Collect the lines of the entries where "this" shows up.

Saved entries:
>> START

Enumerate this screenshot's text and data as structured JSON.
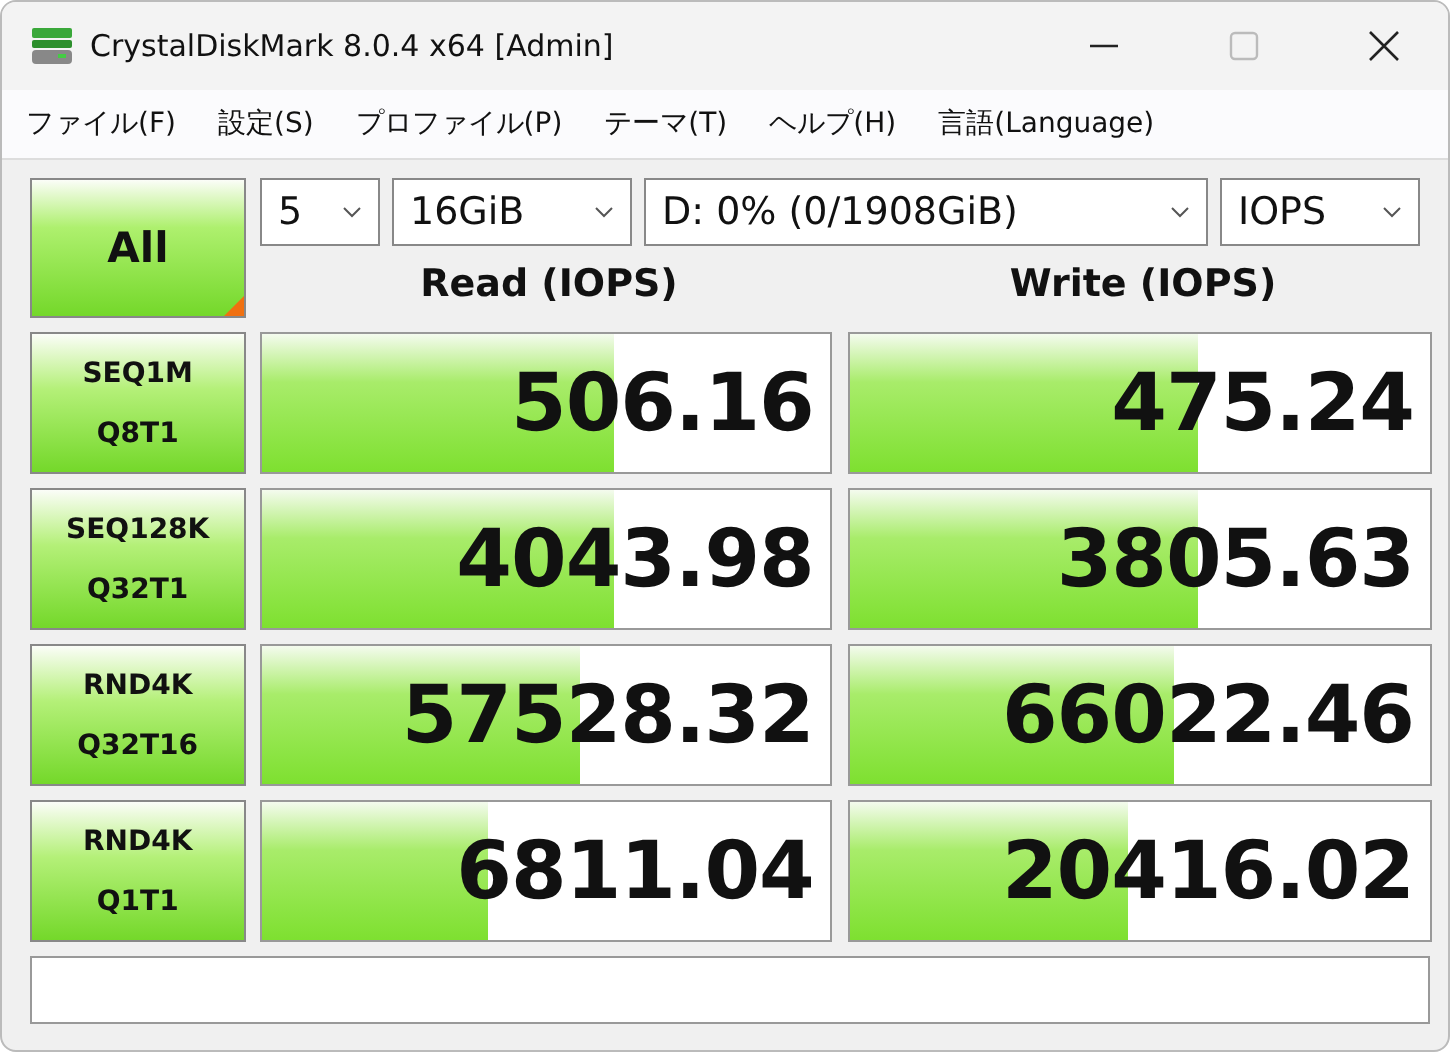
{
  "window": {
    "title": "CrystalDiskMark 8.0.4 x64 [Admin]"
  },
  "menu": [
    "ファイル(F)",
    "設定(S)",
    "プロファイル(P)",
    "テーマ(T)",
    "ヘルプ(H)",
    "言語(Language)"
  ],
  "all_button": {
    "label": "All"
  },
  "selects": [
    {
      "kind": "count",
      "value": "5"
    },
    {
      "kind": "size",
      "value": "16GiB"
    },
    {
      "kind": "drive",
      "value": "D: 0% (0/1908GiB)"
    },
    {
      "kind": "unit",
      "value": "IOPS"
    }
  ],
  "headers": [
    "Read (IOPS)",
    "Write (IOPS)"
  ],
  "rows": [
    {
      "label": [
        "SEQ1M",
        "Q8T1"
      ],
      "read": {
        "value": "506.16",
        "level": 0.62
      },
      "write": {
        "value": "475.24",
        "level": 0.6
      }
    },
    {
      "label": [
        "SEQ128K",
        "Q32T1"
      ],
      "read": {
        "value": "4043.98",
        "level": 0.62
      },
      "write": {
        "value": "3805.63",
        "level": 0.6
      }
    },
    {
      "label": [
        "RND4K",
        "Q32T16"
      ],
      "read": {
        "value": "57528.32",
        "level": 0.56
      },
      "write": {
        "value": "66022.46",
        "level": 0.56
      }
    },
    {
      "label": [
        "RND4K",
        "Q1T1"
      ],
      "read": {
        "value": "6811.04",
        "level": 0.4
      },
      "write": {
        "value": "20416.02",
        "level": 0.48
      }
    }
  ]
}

>> END
>> START

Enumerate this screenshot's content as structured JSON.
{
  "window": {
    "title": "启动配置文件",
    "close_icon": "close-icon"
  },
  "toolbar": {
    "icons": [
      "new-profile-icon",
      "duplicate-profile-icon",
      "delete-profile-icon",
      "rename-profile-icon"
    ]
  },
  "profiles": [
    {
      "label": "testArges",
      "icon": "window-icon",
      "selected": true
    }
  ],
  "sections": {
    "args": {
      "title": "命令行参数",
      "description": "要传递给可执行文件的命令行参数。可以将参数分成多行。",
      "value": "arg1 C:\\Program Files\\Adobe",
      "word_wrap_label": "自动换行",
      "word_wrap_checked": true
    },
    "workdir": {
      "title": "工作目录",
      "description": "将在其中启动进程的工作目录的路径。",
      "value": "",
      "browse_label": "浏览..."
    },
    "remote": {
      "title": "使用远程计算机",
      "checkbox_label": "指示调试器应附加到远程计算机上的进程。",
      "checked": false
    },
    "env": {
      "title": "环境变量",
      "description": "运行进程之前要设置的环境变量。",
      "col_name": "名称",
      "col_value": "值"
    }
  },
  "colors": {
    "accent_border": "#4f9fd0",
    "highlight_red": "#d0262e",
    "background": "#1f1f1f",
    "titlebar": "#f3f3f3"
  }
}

>> END

OUTPUT OF THE EXERCISE:
Enumerate this screenshot's text and data as structured JSON.
Enumerate this screenshot's content as structured JSON.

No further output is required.